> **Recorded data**
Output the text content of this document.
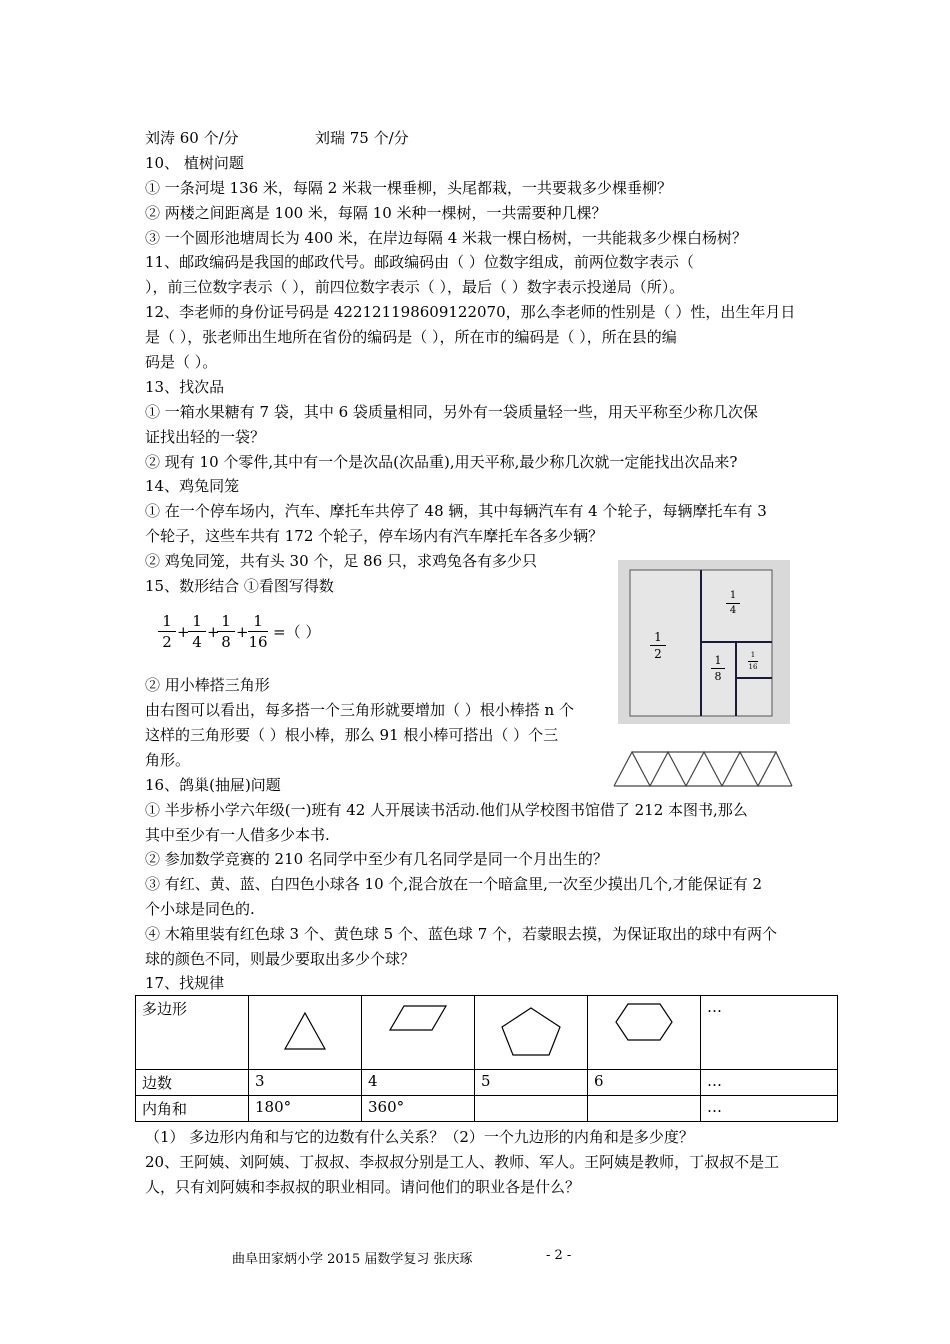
刘涛 60 个/分	刘瑞 75 个/分
10、 植树问题
① 一条河堤 136 米，每隔 2 米栽一棵垂柳，头尾都栽，一共要栽多少棵垂柳？
② 两楼之间距离是 100 米，每隔 10 米种一棵树，一共需要种几棵？
③ 一个圆形池塘周长为 400 米，在岸边每隔 4 米栽一棵白杨树，一共能栽多少棵白杨树？
11、邮政编码是我国的邮政代号。邮政编码由（ ）位数字组成，前两位数字表示（
），前三位数字表示（ ），前四位数字表示（ ），最后（ ）数字表示投递局（所）。
12、李老师的身份证号码是 422121198609122070，那么李老师的性别是（ ）性，出生年月日
是（ ），张老师出生地所在省份的编码是（ ），所在市的编码是（ ），所在县的编
码是（ ）。
13、找次品
① 一箱水果糖有 7 袋，其中 6 袋质量相同，另外有一袋质量轻一些，用天平称至少称几次保
证找出轻的一袋？
② 现有 10 个零件,其中有一个是次品(次品重),用天平称,最少称几次就一定能找出次品来?
14、鸡兔同笼
① 在一个停车场内，汽车、摩托车共停了 48 辆，其中每辆汽车有 4 个轮子，每辆摩托车有 3
个轮子，这些车共有 172 个轮子，停车场内有汽车摩托车各多少辆？
② 鸡兔同笼，共有头 30 个，足 86 只，求鸡兔各有多少只
15、数形结合 ①看图写得数
1
2
+
1
4
+
1
8
+
1
16
=（ ）
② 用小棒搭三角形
由右图可以看出，每多搭一个三角形就要增加（ ）根小棒搭 n 个
这样的三角形要（ ）根小棒，那么 91 根小棒可搭出（ ）个三
角形。
16、鸽巢(抽屉)问题
① 半步桥小学六年级(一)班有 42 人开展读书活动.他们从学校图书馆借了 212 本图书,那么
其中至少有一人借多少本书.
② 参加数学竞赛的 210 名同学中至少有几名同学是同一个月出生的？
③ 有红、黄、蓝、白四色小球各 10 个,混合放在一个暗盒里,一次至少摸出几个,才能保证有 2
个小球是同色的.
④ 木箱里装有红色球 3 个、黄色球 5 个、蓝色球 7 个，若蒙眼去摸，为保证取出的球中有两个
球的颜色不同，则最少要取出多少个球？
17、找规律
1
2
1
4
1
8
1
16
多边形					…
边数	3	4	5	6	…
内角和	180°	360°			…
（1） 多边形内角和与它的边数有什么关系？（2）一个九边形的内角和是多少度？
20、王阿姨、刘阿姨、丁叔叔、李叔叔分别是工人、教师、军人。王阿姨是教师，丁叔叔不是工
人，只有刘阿姨和李叔叔的职业相同。请问他们的职业各是什么？
曲阜田家炳小学 2015 届数学复习 张庆琢	- 2 -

> **PROBLEM TO SOLVE**
Repeat the material above in full and unchanged, minus its images.

> **ANSWER TO THIS TASK**
Output the text content of this document.
刘涛 60 个/分	刘瑞 75 个/分
10、 植树问题
① 一条河堤 136 米，每隔 2 米栽一棵垂柳，头尾都栽，一共要栽多少棵垂柳？
② 两楼之间距离是 100 米，每隔 10 米种一棵树，一共需要种几棵？
③ 一个圆形池塘周长为 400 米，在岸边每隔 4 米栽一棵白杨树，一共能栽多少棵白杨树？
11、邮政编码是我国的邮政代号。邮政编码由（ ）位数字组成，前两位数字表示（
），前三位数字表示（ ），前四位数字表示（ ），最后（ ）数字表示投递局（所）。
12、李老师的身份证号码是 422121198609122070，那么李老师的性别是（ ）性，出生年月日
是（ ），张老师出生地所在省份的编码是（ ），所在市的编码是（ ），所在县的编
码是（ ）。
13、找次品
① 一箱水果糖有 7 袋，其中 6 袋质量相同，另外有一袋质量轻一些，用天平称至少称几次保
证找出轻的一袋？
② 现有 10 个零件,其中有一个是次品(次品重),用天平称,最少称几次就一定能找出次品来?
14、鸡兔同笼
① 在一个停车场内，汽车、摩托车共停了 48 辆，其中每辆汽车有 4 个轮子，每辆摩托车有 3
个轮子，这些车共有 172 个轮子，停车场内有汽车摩托车各多少辆？
② 鸡兔同笼，共有头 30 个，足 86 只，求鸡兔各有多少只
15、数形结合 ①看图写得数
1
2
+
1
4
+
1
8
+
1
16
=（ ）
② 用小棒搭三角形
由右图可以看出，每多搭一个三角形就要增加（ ）根小棒搭 n 个
这样的三角形要（ ）根小棒，那么 91 根小棒可搭出（ ）个三
角形。
16、鸽巢(抽屉)问题
① 半步桥小学六年级(一)班有 42 人开展读书活动.他们从学校图书馆借了 212 本图书,那么
其中至少有一人借多少本书.
② 参加数学竞赛的 210 名同学中至少有几名同学是同一个月出生的？
③ 有红、黄、蓝、白四色小球各 10 个,混合放在一个暗盒里,一次至少摸出几个,才能保证有 2
个小球是同色的.
④ 木箱里装有红色球 3 个、黄色球 5 个、蓝色球 7 个，若蒙眼去摸，为保证取出的球中有两个
球的颜色不同，则最少要取出多少个球？
17、找规律
1
2
1
4
1
8
1
16
多边形					…
边数	3	4	5	6	…
内角和	180°	360°			…
（1） 多边形内角和与它的边数有什么关系？（2）一个九边形的内角和是多少度？
20、王阿姨、刘阿姨、丁叔叔、李叔叔分别是工人、教师、军人。王阿姨是教师，丁叔叔不是工
人，只有刘阿姨和李叔叔的职业相同。请问他们的职业各是什么？
曲阜田家炳小学 2015 届数学复习 张庆琢	- 2 -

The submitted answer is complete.